You set a $2,000 monthly budget for OpenAI. You're confident it's enough. Then you launch a new feature that uses GPT-4 for code generation. Three days later, you've spent $1,800. You're over budget, and the month just started.
This isn't a failure of budgeting. It's a fundamental mismatch between how AI APIs are priced and how budgets work.
Why AI Costs Are Unpredictable
AI API costs are usage-based. You pay per token, per request, or per minute. There's no fixed capacity like cloud compute. If usage doubles, costs double. If usage triples, costs triple.
This makes AI costs volatile. A single feature launch can spike costs overnight. A bug that causes retries can multiply costs. A viral product that drives more usage can explode costs.
Cloud costs are more predictable. You provision capacity, and costs scale with capacity. If you need more, you scale up. If you need less, you scale down. Capacity changes are gradual.
AI costs change instantly. One request can cost $0.01 or $10 depending on model, context length, and tokens generated. There's no gradual scaling.

- - - - -

▸ **About this exercise**: Carry on the passage about why AI API costs are hard to budget, starting right after its last sentence.

▸ **Information shown**:
- - - - -

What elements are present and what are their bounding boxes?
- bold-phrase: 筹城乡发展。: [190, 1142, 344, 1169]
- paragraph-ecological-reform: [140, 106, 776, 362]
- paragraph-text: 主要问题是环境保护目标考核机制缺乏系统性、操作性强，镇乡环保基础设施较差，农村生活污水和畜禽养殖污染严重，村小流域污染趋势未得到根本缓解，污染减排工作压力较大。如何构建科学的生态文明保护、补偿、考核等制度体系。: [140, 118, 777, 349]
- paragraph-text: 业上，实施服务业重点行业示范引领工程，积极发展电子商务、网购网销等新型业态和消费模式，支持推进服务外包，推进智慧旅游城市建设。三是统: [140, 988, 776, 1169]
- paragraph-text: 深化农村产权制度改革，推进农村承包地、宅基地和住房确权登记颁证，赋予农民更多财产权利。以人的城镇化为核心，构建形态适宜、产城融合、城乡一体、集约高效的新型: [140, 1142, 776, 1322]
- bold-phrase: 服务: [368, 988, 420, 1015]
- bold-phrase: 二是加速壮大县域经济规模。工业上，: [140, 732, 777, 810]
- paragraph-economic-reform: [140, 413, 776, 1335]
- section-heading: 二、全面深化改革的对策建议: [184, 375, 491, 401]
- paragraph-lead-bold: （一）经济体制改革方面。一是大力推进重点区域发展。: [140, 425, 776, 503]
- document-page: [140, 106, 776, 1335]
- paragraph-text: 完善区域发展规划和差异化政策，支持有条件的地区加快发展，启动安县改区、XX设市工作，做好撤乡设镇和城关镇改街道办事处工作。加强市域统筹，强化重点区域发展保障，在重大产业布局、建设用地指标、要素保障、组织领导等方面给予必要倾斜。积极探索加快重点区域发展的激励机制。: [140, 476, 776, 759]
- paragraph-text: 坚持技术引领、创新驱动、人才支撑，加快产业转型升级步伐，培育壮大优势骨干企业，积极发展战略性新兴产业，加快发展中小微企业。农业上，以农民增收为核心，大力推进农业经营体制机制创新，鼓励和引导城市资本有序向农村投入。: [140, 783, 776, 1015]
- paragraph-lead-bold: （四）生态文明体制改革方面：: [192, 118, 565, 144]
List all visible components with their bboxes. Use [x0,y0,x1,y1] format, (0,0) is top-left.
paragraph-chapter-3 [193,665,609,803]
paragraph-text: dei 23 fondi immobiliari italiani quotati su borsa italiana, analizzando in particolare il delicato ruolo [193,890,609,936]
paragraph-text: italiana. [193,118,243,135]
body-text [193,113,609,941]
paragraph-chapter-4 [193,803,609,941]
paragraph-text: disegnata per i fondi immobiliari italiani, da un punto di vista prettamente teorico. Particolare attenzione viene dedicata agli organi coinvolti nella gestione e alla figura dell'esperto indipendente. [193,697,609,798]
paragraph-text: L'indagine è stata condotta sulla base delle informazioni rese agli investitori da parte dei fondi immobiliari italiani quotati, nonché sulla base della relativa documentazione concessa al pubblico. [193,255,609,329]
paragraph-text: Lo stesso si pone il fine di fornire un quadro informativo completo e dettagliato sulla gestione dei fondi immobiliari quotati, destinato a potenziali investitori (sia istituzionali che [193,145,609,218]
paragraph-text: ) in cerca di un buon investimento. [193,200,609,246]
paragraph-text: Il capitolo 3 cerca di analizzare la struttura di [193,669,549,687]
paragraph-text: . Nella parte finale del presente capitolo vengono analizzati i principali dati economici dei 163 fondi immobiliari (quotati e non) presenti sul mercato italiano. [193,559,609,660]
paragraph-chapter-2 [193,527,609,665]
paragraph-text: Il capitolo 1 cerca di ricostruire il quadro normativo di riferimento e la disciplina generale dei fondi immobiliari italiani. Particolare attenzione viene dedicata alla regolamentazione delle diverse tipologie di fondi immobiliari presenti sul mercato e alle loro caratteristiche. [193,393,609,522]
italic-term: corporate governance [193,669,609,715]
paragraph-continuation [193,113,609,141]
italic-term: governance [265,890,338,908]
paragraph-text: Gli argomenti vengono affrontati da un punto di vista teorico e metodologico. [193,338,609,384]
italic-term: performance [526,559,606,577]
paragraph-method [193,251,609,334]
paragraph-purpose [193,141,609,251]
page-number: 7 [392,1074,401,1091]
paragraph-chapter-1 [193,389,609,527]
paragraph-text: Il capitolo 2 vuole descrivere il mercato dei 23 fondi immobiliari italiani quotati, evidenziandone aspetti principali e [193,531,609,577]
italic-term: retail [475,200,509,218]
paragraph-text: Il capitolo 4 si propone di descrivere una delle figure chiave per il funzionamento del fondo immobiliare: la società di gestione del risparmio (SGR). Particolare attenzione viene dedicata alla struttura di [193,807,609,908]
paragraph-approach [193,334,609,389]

- - - - -

▸ **Response area**:
Why Budgets Fail
Budgets assume predictability. They assume you can set a limit and stay within it. But AI usage is unpredictable. You can't set a $2,000 budget and expect to stay within it if usage can triple overnight.
Budgets also assume you can control spending. But AI costs are driven by product usage. If your product is successful, usage grows, and costs grow. You can't cap costs without capping success.
This is why AI budgets fail. They're static limits in a dynamic system. They tell you when you're over budget, but they don't tell you why or what to do about it.
What Works Instead
Instead of budgets, use forecasts and daily monitoring.
Forecasts tell you where you're heading. "Based on current pace, you'll spend $3,500 this month." This is more useful than a budget because it accounts for trends and current usage.
Daily monitoring tells you when something changes. "Today's spend is 40% above normal. Here's why." This catches problems early, before they become expensive.
Together, forecasts and daily monitoring give you:
- Awareness: Where are costs heading?
- Early warning: Is something wrong right now?
- Context: Why did costs change?
Budgets give you none of these. They just tell you when you're over a limit you probably can't control anyway.
The Token Problem
AI API costs are also hard to predict because of tokens. Tokens aren't words. They're sub-word units that vary by model and language. A 100-word prompt might be 120 tokens or 150 tokens depending on the model.
This makes cost estimation difficult. You can't estimate costs from user requests. You have to measure actual token usage, which you only know after the fact.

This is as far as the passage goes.